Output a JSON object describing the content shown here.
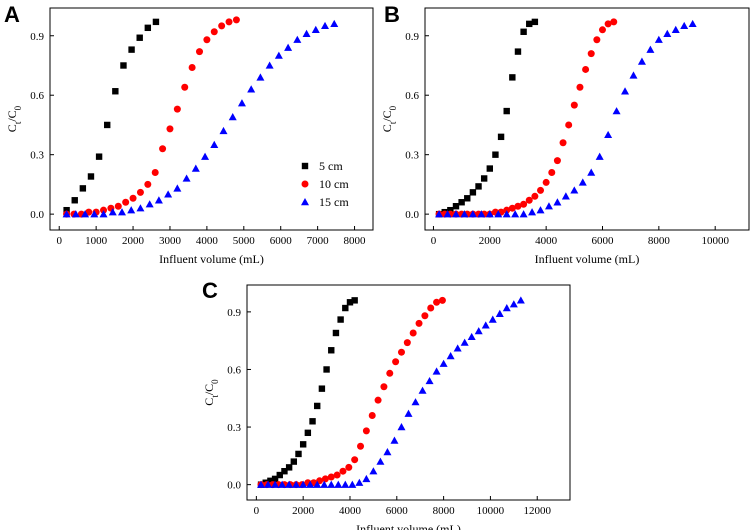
{
  "figure": {
    "panels": [
      "A",
      "B",
      "C"
    ],
    "series_names": [
      "5 cm",
      "10 cm",
      "15 cm"
    ],
    "colors": {
      "s5": "#000000",
      "s10": "#ff0000",
      "s15": "#0000ff"
    },
    "markers": {
      "s5": "square",
      "s10": "circle",
      "s15": "triangle"
    }
  },
  "chart_data": [
    {
      "panel": "A",
      "type": "scatter",
      "xlabel": "Influent volume (mL)",
      "ylabel": "Ct/C0",
      "xlim": [
        -250,
        8500
      ],
      "ylim": [
        -0.08,
        1.04
      ],
      "xticks": [
        0,
        1000,
        2000,
        3000,
        4000,
        5000,
        6000,
        7000,
        8000
      ],
      "yticks": [
        0.0,
        0.3,
        0.6,
        0.9
      ],
      "ytick_labels": [
        "0.0",
        "0.3",
        "0.6",
        "0.9"
      ],
      "legend": {
        "position": "right-middle",
        "entries": [
          "5 cm",
          "10 cm",
          "15 cm"
        ]
      },
      "series": [
        {
          "name": "5 cm",
          "x": [
            200,
            420,
            640,
            860,
            1080,
            1300,
            1520,
            1740,
            1960,
            2180,
            2400,
            2620
          ],
          "y": [
            0.02,
            0.07,
            0.13,
            0.19,
            0.29,
            0.45,
            0.62,
            0.75,
            0.83,
            0.89,
            0.94,
            0.97
          ]
        },
        {
          "name": "10 cm",
          "x": [
            200,
            400,
            600,
            800,
            1000,
            1200,
            1400,
            1600,
            1800,
            2000,
            2200,
            2400,
            2600,
            2800,
            3000,
            3200,
            3400,
            3600,
            3800,
            4000,
            4200,
            4400,
            4600,
            4800
          ],
          "y": [
            0.0,
            0.0,
            0.0,
            0.01,
            0.01,
            0.02,
            0.03,
            0.04,
            0.06,
            0.08,
            0.11,
            0.15,
            0.21,
            0.33,
            0.43,
            0.53,
            0.64,
            0.74,
            0.82,
            0.88,
            0.92,
            0.95,
            0.97,
            0.98
          ]
        },
        {
          "name": "15 cm",
          "x": [
            200,
            450,
            700,
            950,
            1200,
            1450,
            1700,
            1950,
            2200,
            2450,
            2700,
            2950,
            3200,
            3450,
            3700,
            3950,
            4200,
            4450,
            4700,
            4950,
            5200,
            5450,
            5700,
            5950,
            6200,
            6450,
            6700,
            6950,
            7200,
            7450
          ],
          "y": [
            0.0,
            0.0,
            0.0,
            0.0,
            0.0,
            0.01,
            0.01,
            0.02,
            0.03,
            0.05,
            0.07,
            0.1,
            0.13,
            0.18,
            0.23,
            0.29,
            0.35,
            0.42,
            0.49,
            0.56,
            0.63,
            0.69,
            0.75,
            0.8,
            0.84,
            0.88,
            0.91,
            0.93,
            0.95,
            0.96
          ]
        }
      ]
    },
    {
      "panel": "B",
      "type": "scatter",
      "xlabel": "Influent volume (mL)",
      "ylabel": "Ct/C0",
      "xlim": [
        -300,
        11200
      ],
      "ylim": [
        -0.08,
        1.04
      ],
      "xticks": [
        0,
        2000,
        4000,
        6000,
        8000,
        10000
      ],
      "yticks": [
        0.0,
        0.3,
        0.6,
        0.9
      ],
      "ytick_labels": [
        "0.0",
        "0.3",
        "0.6",
        "0.9"
      ],
      "series": [
        {
          "name": "5 cm",
          "x": [
            200,
            400,
            600,
            800,
            1000,
            1200,
            1400,
            1600,
            1800,
            2000,
            2200,
            2400,
            2600,
            2800,
            3000,
            3200,
            3400,
            3600
          ],
          "y": [
            0.0,
            0.01,
            0.02,
            0.04,
            0.06,
            0.08,
            0.11,
            0.14,
            0.18,
            0.23,
            0.3,
            0.39,
            0.52,
            0.69,
            0.82,
            0.92,
            0.96,
            0.97
          ]
        },
        {
          "name": "10 cm",
          "x": [
            200,
            400,
            600,
            800,
            1000,
            1200,
            1400,
            1600,
            1800,
            2000,
            2200,
            2400,
            2600,
            2800,
            3000,
            3200,
            3400,
            3600,
            3800,
            4000,
            4200,
            4400,
            4600,
            4800,
            5000,
            5200,
            5400,
            5600,
            5800,
            6000,
            6200,
            6400
          ],
          "y": [
            0.0,
            0.0,
            0.0,
            0.0,
            0.0,
            0.0,
            0.0,
            0.0,
            0.0,
            0.0,
            0.01,
            0.01,
            0.02,
            0.03,
            0.04,
            0.05,
            0.07,
            0.09,
            0.12,
            0.16,
            0.21,
            0.27,
            0.36,
            0.45,
            0.55,
            0.64,
            0.73,
            0.81,
            0.88,
            0.93,
            0.96,
            0.97
          ]
        },
        {
          "name": "15 cm",
          "x": [
            200,
            500,
            800,
            1100,
            1400,
            1700,
            2000,
            2300,
            2600,
            2900,
            3200,
            3500,
            3800,
            4100,
            4400,
            4700,
            5000,
            5300,
            5600,
            5900,
            6200,
            6500,
            6800,
            7100,
            7400,
            7700,
            8000,
            8300,
            8600,
            8900,
            9200
          ],
          "y": [
            0.0,
            0.0,
            0.0,
            0.0,
            0.0,
            0.0,
            0.0,
            0.0,
            0.0,
            0.0,
            0.0,
            0.01,
            0.02,
            0.04,
            0.06,
            0.09,
            0.12,
            0.16,
            0.21,
            0.29,
            0.4,
            0.52,
            0.62,
            0.7,
            0.77,
            0.83,
            0.88,
            0.91,
            0.93,
            0.95,
            0.96
          ]
        }
      ]
    },
    {
      "panel": "C",
      "type": "scatter",
      "xlabel": "Influent volume (mL)",
      "ylabel": "Ct/C0",
      "xlim": [
        -400,
        13400
      ],
      "ylim": [
        -0.08,
        1.04
      ],
      "xticks": [
        0,
        2000,
        4000,
        6000,
        8000,
        10000,
        12000
      ],
      "yticks": [
        0.0,
        0.3,
        0.6,
        0.9
      ],
      "ytick_labels": [
        "0.0",
        "0.3",
        "0.6",
        "0.9"
      ],
      "series": [
        {
          "name": "5 cm",
          "x": [
            200,
            400,
            600,
            800,
            1000,
            1200,
            1400,
            1600,
            1800,
            2000,
            2200,
            2400,
            2600,
            2800,
            3000,
            3200,
            3400,
            3600,
            3800,
            4000,
            4200
          ],
          "y": [
            0.0,
            0.01,
            0.02,
            0.03,
            0.05,
            0.07,
            0.09,
            0.12,
            0.16,
            0.21,
            0.27,
            0.33,
            0.41,
            0.5,
            0.6,
            0.7,
            0.79,
            0.86,
            0.92,
            0.95,
            0.96
          ]
        },
        {
          "name": "10 cm",
          "x": [
            200,
            450,
            700,
            950,
            1200,
            1450,
            1700,
            1950,
            2200,
            2450,
            2700,
            2950,
            3200,
            3450,
            3700,
            3950,
            4200,
            4450,
            4700,
            4950,
            5200,
            5450,
            5700,
            5950,
            6200,
            6450,
            6700,
            6950,
            7200,
            7450,
            7700,
            7950
          ],
          "y": [
            0.0,
            0.0,
            0.0,
            0.0,
            0.0,
            0.0,
            0.0,
            0.0,
            0.01,
            0.01,
            0.02,
            0.03,
            0.04,
            0.05,
            0.07,
            0.09,
            0.13,
            0.2,
            0.28,
            0.36,
            0.44,
            0.51,
            0.58,
            0.64,
            0.69,
            0.74,
            0.79,
            0.84,
            0.88,
            0.92,
            0.95,
            0.96
          ]
        },
        {
          "name": "15 cm",
          "x": [
            200,
            500,
            800,
            1100,
            1400,
            1700,
            2000,
            2300,
            2600,
            2900,
            3200,
            3500,
            3800,
            4100,
            4400,
            4700,
            5000,
            5300,
            5600,
            5900,
            6200,
            6500,
            6800,
            7100,
            7400,
            7700,
            8000,
            8300,
            8600,
            8900,
            9200,
            9500,
            9800,
            10100,
            10400,
            10700,
            11000,
            11300
          ],
          "y": [
            0.0,
            0.0,
            0.0,
            0.0,
            0.0,
            0.0,
            0.0,
            0.0,
            0.0,
            0.0,
            0.0,
            0.0,
            0.0,
            0.0,
            0.01,
            0.03,
            0.07,
            0.12,
            0.17,
            0.23,
            0.3,
            0.37,
            0.43,
            0.49,
            0.54,
            0.59,
            0.63,
            0.67,
            0.71,
            0.74,
            0.77,
            0.8,
            0.83,
            0.86,
            0.89,
            0.92,
            0.94,
            0.96
          ]
        }
      ]
    }
  ]
}
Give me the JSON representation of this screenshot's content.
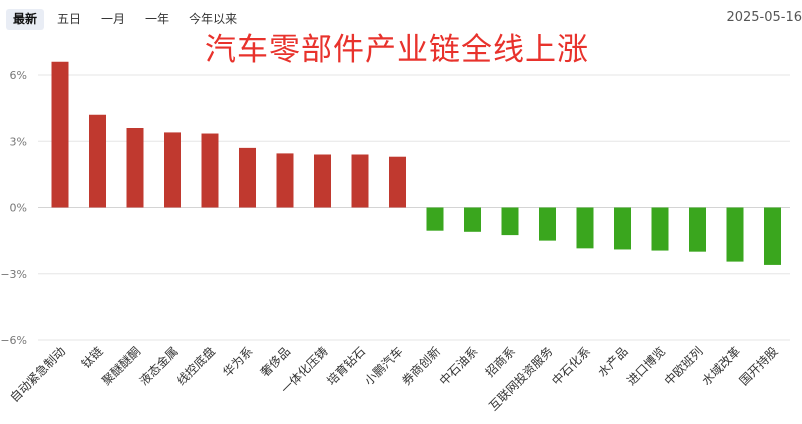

| Exercise goal |
Looking at the listing above, count the lines that contain "content" and give nothing but the number.

| Written answer |
2